**PROBLEM TO SOLVE**. Identify the lines containing the word "name". Copy each one.

Figure collection entries:
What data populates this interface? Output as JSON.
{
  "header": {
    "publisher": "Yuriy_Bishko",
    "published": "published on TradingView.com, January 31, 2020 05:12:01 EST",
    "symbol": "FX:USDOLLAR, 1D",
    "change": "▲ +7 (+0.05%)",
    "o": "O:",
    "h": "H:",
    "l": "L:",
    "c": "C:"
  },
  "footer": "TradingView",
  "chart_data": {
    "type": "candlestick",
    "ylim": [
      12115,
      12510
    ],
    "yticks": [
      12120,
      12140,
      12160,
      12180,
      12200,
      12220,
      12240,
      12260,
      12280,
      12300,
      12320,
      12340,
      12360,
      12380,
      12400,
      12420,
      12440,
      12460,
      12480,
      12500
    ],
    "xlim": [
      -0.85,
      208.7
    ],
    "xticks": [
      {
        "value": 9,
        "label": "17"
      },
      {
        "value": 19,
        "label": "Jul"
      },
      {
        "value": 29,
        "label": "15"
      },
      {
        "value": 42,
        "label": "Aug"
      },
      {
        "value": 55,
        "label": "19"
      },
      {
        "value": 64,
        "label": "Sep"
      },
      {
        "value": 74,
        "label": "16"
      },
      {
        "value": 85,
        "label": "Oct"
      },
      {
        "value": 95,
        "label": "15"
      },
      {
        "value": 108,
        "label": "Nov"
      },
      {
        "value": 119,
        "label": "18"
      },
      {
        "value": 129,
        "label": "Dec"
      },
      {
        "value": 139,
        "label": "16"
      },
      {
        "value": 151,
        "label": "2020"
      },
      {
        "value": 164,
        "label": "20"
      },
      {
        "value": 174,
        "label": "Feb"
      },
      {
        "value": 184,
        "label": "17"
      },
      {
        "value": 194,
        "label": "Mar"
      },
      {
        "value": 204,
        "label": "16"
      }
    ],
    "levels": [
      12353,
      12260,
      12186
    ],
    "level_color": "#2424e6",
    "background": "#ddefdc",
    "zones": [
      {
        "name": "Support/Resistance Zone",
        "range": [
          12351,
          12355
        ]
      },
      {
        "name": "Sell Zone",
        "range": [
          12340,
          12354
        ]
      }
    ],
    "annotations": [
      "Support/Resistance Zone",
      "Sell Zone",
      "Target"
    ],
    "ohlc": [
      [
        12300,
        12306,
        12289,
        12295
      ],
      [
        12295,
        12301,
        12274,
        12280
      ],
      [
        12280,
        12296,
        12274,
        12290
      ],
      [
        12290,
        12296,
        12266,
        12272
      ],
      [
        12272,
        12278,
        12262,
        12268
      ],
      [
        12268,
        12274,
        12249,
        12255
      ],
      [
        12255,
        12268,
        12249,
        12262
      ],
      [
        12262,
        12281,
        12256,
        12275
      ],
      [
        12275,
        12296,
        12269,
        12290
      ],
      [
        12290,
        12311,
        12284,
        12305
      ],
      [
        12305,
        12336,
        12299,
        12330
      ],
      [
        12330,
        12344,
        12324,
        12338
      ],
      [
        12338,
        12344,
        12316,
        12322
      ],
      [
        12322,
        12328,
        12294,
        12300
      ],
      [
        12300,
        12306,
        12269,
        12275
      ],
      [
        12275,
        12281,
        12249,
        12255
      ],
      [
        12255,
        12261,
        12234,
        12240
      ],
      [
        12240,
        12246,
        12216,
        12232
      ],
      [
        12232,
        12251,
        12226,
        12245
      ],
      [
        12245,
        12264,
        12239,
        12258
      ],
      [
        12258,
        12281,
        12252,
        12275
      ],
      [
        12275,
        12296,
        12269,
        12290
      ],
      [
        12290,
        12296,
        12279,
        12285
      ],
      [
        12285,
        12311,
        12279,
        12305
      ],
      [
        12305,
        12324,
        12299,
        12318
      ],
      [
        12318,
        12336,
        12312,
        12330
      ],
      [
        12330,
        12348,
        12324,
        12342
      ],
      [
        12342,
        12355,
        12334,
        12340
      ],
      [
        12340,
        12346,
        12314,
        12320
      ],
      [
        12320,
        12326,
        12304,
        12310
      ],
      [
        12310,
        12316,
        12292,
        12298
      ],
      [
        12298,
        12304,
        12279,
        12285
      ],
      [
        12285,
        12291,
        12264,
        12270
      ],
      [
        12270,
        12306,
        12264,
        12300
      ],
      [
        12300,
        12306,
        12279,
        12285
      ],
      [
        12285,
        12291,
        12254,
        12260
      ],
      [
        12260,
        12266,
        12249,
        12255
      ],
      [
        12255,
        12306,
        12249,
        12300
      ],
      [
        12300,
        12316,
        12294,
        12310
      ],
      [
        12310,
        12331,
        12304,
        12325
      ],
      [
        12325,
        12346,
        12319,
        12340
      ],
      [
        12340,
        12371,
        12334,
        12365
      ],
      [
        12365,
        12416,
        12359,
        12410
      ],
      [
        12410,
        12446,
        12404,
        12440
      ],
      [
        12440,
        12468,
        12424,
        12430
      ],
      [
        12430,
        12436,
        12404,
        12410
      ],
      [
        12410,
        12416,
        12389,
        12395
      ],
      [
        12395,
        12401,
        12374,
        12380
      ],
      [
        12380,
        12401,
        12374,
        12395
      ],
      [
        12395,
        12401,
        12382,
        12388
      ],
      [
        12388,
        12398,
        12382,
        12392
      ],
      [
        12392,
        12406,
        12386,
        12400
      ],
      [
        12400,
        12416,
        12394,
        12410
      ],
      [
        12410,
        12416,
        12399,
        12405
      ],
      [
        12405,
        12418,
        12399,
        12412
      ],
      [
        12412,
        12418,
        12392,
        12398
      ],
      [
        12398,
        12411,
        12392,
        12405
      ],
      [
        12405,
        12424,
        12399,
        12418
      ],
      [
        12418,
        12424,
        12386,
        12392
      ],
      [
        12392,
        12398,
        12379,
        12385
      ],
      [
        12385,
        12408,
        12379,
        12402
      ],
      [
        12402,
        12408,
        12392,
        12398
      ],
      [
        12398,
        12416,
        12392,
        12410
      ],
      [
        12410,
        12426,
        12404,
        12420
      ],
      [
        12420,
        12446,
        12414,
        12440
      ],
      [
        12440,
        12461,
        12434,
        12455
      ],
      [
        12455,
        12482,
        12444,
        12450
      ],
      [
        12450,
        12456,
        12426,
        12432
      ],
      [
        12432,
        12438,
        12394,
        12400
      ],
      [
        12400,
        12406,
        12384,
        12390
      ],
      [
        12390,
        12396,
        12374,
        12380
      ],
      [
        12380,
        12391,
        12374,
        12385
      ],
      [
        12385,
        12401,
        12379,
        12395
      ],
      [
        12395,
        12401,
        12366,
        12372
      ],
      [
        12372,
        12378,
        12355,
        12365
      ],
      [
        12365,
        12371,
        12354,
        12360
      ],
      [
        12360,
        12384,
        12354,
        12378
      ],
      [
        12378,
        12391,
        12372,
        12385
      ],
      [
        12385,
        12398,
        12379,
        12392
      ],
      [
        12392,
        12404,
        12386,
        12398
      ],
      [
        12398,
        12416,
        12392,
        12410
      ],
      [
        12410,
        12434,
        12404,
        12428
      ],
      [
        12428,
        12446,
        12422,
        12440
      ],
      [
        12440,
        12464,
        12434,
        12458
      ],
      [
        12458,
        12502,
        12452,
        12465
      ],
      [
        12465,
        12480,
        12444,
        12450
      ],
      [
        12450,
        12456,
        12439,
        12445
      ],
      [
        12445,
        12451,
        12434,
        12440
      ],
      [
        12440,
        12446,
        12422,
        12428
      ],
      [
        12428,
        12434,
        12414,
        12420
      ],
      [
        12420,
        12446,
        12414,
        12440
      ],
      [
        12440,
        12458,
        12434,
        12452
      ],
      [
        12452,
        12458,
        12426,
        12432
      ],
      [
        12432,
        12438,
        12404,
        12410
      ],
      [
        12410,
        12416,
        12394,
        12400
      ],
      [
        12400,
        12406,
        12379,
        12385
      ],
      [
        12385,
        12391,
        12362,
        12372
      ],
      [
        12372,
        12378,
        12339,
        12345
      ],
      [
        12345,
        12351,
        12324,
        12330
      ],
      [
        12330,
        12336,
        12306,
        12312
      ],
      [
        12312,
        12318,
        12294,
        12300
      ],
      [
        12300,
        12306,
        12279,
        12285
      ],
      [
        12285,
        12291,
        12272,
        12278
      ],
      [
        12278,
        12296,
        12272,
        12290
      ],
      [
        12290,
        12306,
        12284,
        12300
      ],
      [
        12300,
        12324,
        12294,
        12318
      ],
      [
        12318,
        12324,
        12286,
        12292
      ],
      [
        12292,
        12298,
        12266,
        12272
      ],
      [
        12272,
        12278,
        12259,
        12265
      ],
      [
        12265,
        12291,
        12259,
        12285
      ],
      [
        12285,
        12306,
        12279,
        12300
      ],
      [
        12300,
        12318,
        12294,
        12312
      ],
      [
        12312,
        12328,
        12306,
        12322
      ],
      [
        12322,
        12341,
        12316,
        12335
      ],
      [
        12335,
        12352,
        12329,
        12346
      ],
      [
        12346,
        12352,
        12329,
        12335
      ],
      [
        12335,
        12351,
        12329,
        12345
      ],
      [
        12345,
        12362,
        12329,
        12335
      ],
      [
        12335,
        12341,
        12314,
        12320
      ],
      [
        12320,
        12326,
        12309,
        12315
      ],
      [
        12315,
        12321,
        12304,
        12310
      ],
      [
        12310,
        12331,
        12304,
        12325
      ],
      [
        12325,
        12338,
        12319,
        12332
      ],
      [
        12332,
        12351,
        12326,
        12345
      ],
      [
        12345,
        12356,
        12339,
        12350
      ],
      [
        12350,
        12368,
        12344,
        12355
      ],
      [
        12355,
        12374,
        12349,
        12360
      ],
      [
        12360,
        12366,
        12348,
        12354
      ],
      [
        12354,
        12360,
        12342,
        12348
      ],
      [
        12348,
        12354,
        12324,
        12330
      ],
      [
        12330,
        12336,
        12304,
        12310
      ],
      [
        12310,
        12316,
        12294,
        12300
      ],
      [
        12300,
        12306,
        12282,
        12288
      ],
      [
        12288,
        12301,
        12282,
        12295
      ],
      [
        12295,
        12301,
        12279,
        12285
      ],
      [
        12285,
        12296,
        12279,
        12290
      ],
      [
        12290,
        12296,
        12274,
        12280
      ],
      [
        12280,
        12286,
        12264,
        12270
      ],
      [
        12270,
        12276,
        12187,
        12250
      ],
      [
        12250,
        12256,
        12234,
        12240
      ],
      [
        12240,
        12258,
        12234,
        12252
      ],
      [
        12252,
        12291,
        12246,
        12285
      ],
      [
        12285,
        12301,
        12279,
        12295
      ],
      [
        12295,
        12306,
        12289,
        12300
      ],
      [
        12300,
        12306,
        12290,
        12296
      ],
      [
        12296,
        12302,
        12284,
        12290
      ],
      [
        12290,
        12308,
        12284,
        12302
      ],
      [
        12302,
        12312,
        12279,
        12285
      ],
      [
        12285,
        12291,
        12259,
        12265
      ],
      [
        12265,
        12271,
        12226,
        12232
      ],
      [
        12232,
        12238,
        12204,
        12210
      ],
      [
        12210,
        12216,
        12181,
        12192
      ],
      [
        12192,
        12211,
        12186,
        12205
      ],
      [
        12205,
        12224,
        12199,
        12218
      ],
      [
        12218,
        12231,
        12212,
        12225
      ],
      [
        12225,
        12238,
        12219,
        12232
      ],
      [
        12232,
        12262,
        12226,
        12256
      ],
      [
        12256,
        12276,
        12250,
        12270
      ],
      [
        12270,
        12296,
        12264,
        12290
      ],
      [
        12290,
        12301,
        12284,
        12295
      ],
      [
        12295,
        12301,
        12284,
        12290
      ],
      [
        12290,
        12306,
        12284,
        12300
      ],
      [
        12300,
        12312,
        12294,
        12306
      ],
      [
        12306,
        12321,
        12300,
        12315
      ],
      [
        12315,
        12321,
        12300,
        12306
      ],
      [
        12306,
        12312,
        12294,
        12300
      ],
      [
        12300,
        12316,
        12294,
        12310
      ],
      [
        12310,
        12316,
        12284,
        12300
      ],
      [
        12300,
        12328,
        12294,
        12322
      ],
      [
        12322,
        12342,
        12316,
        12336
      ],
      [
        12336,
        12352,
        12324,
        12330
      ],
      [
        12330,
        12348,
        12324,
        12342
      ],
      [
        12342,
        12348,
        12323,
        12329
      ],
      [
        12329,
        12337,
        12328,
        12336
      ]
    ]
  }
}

**FINISHED ANSWER**.
        "name": "Support/Resistance Zone",
        "name": "Sell Zone",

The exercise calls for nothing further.